• Directions
Where a line holds the string "object", return that line.
────────────────
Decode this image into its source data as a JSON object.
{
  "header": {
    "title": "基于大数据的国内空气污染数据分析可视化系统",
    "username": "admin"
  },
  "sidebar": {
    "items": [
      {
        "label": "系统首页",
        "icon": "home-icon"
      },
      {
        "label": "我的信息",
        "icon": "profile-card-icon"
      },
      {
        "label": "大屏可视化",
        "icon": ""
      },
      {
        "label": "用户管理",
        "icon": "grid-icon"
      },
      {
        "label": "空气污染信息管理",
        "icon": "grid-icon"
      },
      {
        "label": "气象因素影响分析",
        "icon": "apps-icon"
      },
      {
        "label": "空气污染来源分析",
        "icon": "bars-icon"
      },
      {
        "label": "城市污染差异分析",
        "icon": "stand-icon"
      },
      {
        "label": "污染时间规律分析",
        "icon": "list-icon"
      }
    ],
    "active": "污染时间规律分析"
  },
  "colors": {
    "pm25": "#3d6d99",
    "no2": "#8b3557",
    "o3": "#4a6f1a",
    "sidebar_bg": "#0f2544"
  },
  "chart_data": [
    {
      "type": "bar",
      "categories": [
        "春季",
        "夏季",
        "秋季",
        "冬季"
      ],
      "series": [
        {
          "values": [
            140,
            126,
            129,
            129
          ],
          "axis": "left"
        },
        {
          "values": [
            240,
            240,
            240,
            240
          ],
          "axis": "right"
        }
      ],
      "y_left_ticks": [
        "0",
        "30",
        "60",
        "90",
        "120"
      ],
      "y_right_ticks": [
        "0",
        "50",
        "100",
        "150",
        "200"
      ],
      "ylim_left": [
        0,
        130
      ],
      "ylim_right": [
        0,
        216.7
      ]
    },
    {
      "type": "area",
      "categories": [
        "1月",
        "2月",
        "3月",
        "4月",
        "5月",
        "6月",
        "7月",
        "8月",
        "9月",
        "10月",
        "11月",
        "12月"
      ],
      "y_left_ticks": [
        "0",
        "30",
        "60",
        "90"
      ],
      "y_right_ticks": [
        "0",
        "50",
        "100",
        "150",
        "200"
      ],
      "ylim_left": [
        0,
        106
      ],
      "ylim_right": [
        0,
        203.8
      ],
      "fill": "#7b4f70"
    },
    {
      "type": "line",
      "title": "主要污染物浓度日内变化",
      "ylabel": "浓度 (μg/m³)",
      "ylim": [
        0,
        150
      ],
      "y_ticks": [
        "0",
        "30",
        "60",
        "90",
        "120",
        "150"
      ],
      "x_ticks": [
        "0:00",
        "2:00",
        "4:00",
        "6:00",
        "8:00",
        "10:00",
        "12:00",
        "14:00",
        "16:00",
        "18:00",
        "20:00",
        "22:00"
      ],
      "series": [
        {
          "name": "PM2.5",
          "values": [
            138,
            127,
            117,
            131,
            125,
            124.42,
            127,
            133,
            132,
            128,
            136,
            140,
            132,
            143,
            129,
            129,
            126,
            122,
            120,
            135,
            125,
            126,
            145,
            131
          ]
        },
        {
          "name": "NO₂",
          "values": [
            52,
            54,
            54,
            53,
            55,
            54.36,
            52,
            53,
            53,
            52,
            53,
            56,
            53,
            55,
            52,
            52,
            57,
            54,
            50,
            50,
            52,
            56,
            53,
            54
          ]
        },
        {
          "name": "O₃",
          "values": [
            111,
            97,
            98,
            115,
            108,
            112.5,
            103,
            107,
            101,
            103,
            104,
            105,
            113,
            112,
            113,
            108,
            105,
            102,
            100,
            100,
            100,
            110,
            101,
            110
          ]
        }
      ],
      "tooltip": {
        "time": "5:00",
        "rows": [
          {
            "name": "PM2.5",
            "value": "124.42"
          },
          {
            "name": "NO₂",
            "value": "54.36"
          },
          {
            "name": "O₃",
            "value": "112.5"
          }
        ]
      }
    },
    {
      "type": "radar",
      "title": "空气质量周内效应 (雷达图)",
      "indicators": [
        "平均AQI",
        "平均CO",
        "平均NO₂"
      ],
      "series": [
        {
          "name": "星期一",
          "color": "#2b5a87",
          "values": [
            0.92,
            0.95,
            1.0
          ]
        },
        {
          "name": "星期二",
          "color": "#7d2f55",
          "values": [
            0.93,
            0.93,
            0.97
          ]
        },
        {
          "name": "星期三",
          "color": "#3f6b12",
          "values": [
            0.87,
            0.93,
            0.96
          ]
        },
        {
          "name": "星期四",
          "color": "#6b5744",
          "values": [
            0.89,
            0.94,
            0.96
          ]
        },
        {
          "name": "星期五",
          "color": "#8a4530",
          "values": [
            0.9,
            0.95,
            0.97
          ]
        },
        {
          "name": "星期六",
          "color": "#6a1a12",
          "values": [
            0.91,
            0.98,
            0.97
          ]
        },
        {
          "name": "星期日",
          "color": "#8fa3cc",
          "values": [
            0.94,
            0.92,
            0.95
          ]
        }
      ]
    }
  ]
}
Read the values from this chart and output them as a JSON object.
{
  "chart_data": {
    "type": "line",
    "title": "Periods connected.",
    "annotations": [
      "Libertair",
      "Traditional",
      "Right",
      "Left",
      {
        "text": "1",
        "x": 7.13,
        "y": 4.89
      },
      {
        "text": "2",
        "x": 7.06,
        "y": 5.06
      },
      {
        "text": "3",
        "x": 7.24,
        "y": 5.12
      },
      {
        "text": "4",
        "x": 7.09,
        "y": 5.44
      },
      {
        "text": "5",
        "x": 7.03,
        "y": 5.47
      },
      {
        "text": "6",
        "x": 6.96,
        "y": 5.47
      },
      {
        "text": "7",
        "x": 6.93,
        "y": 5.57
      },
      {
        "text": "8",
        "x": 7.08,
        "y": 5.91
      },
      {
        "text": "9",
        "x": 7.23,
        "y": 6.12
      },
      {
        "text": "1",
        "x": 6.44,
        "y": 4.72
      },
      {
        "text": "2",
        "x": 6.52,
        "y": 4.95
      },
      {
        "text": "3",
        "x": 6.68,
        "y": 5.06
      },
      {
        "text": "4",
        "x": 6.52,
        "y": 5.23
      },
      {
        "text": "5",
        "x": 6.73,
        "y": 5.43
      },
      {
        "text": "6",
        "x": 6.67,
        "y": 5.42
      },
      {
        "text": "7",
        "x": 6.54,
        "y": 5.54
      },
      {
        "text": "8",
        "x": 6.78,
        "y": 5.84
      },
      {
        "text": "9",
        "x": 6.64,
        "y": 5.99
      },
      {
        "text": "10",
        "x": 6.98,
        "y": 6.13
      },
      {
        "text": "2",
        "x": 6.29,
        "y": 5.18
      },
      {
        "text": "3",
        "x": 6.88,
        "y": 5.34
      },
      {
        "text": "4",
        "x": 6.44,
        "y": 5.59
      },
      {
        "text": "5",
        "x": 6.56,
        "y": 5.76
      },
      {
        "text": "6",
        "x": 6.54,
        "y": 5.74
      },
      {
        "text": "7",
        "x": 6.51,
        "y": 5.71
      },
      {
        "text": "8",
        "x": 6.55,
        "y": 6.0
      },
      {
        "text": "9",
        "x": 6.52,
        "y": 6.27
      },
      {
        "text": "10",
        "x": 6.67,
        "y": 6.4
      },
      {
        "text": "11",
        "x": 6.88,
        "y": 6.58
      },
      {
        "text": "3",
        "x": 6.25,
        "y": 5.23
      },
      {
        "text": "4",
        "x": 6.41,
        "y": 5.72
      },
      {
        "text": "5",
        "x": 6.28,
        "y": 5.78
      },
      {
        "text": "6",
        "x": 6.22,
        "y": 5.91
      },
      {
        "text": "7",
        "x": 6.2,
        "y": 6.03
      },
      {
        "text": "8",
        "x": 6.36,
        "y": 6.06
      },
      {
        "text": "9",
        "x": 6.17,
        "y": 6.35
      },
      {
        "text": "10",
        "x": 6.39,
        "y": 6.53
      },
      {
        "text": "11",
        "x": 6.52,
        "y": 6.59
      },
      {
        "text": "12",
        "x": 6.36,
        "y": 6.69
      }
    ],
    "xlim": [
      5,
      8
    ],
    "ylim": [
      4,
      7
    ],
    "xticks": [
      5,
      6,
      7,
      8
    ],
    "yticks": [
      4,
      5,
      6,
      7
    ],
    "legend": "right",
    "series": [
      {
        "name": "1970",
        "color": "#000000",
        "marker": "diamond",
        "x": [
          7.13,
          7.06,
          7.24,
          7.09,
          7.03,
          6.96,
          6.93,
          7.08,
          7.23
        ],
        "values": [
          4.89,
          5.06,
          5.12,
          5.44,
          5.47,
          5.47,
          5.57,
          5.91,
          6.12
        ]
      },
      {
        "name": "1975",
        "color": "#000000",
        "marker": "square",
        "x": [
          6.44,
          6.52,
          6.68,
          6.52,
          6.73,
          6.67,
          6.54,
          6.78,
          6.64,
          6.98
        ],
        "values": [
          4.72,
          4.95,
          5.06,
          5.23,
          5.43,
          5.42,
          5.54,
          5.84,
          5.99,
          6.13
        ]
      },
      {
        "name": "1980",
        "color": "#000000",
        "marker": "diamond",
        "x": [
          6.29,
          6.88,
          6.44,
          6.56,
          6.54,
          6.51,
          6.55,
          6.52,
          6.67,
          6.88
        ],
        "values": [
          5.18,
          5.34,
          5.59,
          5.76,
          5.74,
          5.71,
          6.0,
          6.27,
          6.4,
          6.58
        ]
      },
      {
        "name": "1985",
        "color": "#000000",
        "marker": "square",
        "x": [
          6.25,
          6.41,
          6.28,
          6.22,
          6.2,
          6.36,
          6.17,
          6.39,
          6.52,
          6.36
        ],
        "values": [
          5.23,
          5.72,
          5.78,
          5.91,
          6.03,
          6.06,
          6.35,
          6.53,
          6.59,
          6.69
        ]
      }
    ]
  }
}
────────────────
• Task response
Decode this image into its source data as a JSON object.
Read the values from this chart and output them as a JSON object.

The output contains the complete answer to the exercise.